* _TASK REQUIREMENTS_
Find every line in the records below that holds the word "结果公告", and copy each one.

* _STORED RECORDS_
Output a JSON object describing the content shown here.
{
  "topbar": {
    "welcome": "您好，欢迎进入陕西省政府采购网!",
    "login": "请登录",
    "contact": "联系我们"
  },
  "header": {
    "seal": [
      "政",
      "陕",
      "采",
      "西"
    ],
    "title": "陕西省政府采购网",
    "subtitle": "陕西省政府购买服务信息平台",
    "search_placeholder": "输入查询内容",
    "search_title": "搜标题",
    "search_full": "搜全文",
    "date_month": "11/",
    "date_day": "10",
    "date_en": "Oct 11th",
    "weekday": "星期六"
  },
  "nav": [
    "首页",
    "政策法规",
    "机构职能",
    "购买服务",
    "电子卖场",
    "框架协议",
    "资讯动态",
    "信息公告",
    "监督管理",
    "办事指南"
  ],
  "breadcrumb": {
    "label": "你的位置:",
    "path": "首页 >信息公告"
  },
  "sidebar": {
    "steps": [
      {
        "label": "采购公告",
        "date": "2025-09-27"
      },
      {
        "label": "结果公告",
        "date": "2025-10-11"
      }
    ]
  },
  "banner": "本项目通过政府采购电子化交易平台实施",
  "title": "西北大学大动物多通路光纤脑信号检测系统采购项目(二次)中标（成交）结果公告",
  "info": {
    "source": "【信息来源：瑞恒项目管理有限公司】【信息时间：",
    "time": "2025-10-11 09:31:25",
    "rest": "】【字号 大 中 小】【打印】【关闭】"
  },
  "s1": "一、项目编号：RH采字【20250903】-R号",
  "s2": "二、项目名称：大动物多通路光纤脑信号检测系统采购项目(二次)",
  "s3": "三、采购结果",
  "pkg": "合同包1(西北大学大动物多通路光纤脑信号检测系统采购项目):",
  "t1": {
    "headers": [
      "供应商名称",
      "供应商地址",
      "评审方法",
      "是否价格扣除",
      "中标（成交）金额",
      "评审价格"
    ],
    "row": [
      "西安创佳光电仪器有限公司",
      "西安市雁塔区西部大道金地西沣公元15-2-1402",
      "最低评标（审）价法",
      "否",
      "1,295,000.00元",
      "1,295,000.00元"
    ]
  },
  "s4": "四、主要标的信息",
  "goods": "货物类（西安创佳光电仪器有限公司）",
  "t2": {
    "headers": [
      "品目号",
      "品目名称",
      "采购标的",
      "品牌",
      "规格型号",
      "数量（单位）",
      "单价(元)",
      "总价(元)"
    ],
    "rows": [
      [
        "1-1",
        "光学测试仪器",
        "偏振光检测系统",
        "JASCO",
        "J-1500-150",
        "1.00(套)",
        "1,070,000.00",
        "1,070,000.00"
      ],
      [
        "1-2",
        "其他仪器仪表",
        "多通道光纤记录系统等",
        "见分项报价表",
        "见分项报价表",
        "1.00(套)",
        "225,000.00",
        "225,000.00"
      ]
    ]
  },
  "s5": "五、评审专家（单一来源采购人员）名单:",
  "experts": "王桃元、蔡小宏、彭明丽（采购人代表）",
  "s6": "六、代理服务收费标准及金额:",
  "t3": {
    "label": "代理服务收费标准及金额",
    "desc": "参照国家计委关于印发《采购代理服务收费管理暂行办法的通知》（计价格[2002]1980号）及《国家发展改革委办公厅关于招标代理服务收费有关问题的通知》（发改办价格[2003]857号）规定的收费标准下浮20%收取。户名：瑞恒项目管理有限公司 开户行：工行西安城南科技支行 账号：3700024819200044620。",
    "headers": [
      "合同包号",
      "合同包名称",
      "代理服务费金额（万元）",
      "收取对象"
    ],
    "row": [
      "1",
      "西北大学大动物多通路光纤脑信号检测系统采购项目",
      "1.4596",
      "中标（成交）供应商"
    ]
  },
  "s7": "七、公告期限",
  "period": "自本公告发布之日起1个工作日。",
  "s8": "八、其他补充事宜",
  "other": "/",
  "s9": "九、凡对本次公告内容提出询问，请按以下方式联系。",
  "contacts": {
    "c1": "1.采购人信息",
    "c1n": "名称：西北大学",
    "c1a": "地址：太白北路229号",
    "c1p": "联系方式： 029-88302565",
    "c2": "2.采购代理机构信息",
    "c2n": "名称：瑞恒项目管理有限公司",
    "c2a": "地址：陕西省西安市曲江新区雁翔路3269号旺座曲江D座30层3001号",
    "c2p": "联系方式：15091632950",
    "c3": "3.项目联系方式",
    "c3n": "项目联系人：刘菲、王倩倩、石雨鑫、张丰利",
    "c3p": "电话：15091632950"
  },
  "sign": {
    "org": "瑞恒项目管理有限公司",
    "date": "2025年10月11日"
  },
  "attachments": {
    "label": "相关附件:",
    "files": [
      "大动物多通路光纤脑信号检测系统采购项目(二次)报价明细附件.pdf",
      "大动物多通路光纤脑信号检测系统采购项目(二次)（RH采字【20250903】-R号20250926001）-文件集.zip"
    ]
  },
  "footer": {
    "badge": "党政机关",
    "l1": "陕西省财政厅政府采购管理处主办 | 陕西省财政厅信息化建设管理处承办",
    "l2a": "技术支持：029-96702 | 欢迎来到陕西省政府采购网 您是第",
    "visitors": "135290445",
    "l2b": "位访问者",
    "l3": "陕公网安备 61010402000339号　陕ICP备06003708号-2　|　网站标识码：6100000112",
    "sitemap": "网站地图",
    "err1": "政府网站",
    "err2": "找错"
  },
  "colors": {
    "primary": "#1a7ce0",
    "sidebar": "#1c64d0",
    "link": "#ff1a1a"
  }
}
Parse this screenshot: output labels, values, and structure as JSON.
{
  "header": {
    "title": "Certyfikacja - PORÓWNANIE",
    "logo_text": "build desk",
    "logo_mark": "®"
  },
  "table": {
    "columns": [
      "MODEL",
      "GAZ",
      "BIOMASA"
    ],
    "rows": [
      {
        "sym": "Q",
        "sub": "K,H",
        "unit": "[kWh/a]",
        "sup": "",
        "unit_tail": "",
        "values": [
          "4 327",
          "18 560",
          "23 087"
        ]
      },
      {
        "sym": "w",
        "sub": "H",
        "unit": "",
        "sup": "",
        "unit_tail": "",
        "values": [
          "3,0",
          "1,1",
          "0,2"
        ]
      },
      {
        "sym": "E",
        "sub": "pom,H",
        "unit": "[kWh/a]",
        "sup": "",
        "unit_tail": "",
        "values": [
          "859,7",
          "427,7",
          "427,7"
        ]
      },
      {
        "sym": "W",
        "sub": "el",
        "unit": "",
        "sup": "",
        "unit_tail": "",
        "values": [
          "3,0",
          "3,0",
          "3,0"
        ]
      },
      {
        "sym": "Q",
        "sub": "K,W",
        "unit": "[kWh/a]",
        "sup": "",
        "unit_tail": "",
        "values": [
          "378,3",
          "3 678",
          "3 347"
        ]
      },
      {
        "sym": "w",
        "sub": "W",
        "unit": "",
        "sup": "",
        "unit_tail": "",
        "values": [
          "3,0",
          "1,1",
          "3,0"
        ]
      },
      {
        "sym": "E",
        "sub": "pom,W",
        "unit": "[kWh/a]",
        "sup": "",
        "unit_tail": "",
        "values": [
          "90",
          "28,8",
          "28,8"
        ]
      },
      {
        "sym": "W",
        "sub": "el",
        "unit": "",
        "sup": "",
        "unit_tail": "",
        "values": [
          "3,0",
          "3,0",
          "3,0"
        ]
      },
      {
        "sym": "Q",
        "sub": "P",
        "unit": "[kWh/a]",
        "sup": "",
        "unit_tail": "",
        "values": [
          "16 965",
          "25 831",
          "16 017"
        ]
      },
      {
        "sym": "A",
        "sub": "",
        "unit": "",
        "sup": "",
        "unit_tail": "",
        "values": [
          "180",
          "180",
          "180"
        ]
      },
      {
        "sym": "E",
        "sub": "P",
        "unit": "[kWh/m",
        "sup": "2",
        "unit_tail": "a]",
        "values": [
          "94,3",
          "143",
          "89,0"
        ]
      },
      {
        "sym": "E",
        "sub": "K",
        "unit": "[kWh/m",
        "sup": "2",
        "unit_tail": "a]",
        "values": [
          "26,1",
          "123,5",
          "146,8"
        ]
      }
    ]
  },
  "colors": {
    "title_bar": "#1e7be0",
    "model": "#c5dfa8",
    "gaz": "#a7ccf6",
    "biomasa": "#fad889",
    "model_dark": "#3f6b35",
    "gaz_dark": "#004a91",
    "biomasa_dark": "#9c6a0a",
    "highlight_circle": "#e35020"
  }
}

* _SOLUTION_
        "label": "结果公告",
  "title": "西北大学大动物多通路光纤脑信号检测系统采购项目(二次)中标（成交）结果公告",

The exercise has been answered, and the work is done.